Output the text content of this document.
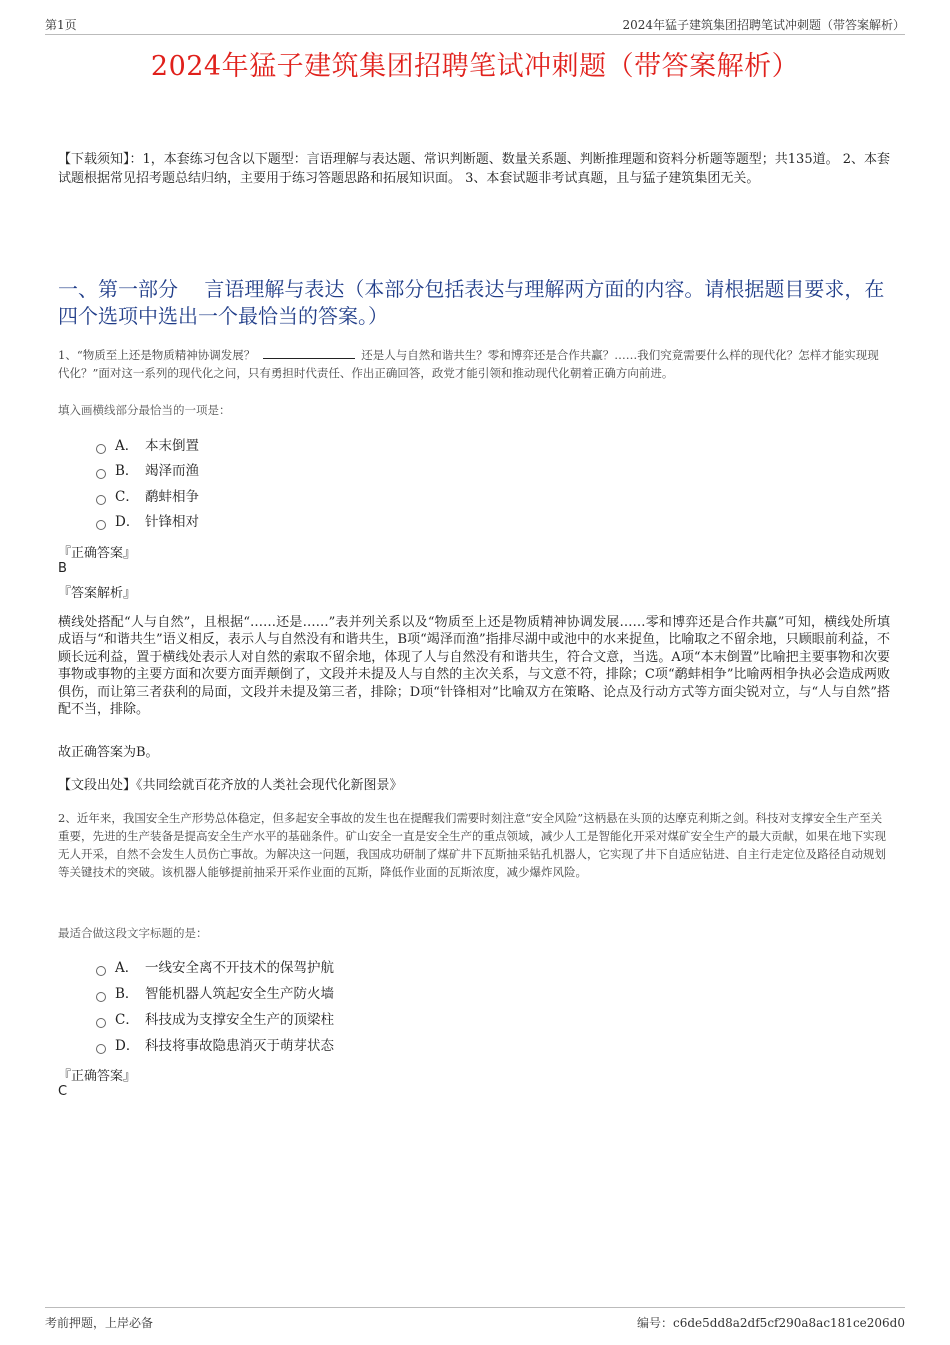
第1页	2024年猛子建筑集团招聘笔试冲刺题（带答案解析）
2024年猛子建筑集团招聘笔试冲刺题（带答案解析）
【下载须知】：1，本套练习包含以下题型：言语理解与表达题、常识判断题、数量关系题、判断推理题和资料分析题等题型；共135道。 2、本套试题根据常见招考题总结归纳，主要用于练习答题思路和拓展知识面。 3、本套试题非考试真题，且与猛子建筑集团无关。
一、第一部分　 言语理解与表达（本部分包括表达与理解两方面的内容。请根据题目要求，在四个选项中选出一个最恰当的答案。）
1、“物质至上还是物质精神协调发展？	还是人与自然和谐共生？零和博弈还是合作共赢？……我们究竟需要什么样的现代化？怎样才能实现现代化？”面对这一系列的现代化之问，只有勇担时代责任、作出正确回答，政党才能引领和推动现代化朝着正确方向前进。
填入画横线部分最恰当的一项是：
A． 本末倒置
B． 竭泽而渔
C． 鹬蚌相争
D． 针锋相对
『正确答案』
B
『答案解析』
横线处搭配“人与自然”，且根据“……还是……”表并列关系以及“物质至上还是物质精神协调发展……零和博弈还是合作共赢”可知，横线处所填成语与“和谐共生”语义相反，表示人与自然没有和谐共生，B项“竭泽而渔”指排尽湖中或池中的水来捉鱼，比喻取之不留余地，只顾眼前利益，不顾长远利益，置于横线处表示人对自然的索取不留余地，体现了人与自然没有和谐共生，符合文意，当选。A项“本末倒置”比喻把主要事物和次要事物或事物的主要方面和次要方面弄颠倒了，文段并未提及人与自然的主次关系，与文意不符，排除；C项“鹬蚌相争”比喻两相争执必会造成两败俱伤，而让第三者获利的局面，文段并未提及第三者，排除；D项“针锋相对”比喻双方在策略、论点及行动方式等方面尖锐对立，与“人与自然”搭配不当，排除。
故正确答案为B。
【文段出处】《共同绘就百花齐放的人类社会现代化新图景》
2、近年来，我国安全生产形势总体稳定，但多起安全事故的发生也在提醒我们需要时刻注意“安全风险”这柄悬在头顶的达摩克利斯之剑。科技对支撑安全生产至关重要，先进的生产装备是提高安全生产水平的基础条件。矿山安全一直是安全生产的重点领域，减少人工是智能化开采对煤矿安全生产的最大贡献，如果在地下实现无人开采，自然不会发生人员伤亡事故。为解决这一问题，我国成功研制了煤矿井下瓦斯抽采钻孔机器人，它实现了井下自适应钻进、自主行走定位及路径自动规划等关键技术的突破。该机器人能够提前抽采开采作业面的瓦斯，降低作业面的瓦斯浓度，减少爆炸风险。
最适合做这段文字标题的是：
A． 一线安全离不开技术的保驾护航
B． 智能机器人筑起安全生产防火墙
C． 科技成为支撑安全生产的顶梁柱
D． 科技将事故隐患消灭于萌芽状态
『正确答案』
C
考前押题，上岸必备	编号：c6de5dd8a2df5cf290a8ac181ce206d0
•••
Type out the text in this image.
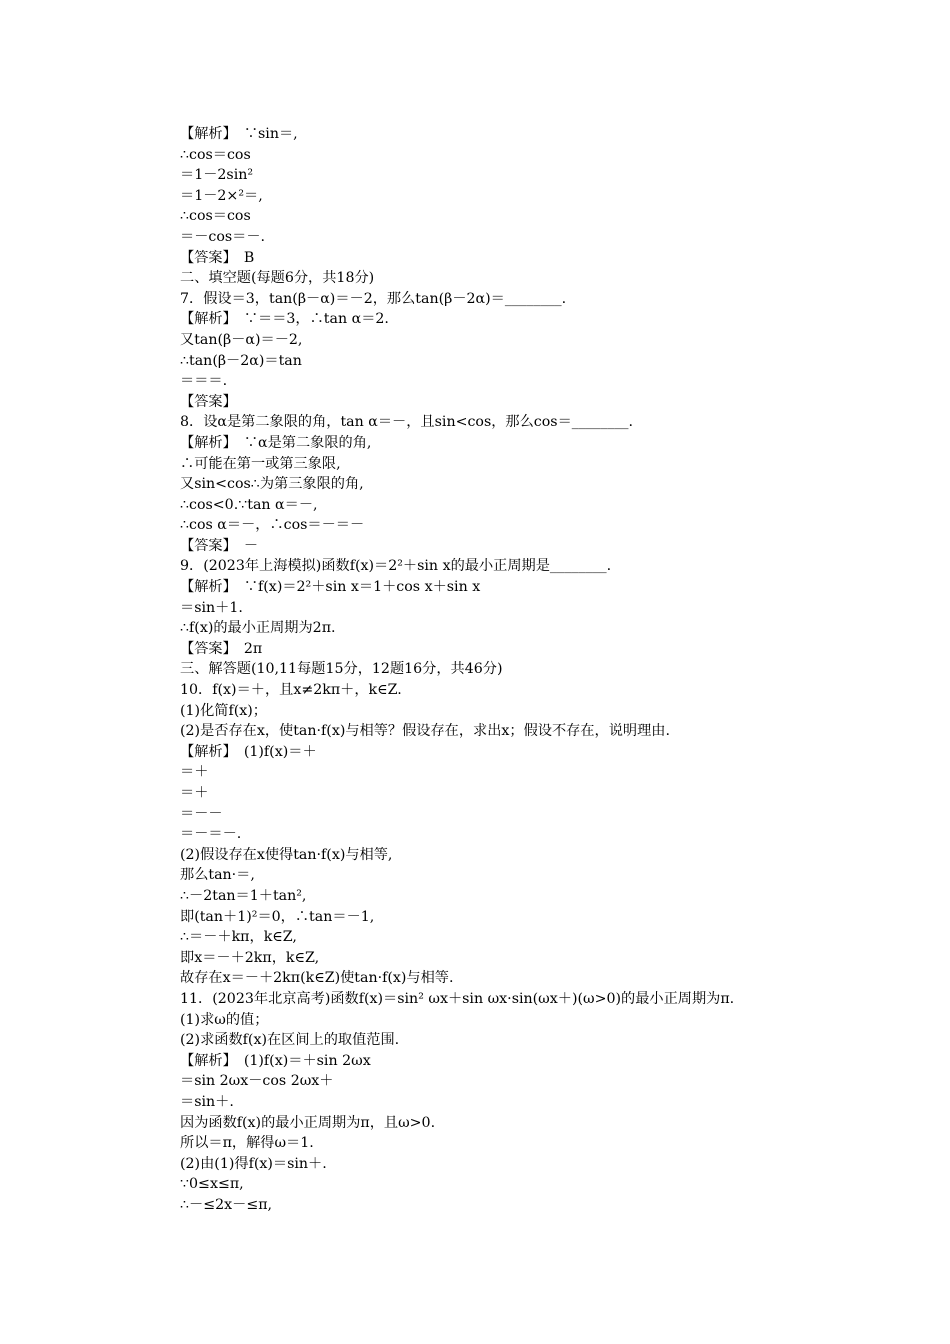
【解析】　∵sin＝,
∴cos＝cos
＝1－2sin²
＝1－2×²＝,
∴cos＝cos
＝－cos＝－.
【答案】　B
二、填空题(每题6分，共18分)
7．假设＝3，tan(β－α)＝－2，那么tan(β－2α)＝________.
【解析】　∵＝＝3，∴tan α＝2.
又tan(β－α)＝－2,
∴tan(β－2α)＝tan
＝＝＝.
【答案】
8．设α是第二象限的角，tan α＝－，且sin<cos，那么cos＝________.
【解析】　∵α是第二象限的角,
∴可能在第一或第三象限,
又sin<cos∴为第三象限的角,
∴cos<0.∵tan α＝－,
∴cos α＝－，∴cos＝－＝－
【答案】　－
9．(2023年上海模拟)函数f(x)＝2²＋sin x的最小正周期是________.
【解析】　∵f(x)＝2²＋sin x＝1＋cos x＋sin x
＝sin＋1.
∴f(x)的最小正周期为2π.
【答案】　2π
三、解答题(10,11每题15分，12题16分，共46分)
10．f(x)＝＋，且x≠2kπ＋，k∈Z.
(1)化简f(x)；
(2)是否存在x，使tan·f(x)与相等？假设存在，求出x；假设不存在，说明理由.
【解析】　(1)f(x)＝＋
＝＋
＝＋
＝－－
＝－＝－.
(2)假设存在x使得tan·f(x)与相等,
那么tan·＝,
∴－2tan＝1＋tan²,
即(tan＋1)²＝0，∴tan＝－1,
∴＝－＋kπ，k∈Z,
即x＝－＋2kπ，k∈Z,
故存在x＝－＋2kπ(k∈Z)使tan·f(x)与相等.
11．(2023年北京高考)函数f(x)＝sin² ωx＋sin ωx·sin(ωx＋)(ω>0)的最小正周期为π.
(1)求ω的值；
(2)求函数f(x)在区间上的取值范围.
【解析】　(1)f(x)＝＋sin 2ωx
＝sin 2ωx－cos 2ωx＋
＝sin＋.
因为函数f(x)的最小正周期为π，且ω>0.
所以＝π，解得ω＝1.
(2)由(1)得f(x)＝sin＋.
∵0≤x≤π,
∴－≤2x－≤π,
•••
**Your instructions:** Which lines include the word "text"? List them all.

**Output for this task:**
Output the text content of this document.
Type out the text in this image.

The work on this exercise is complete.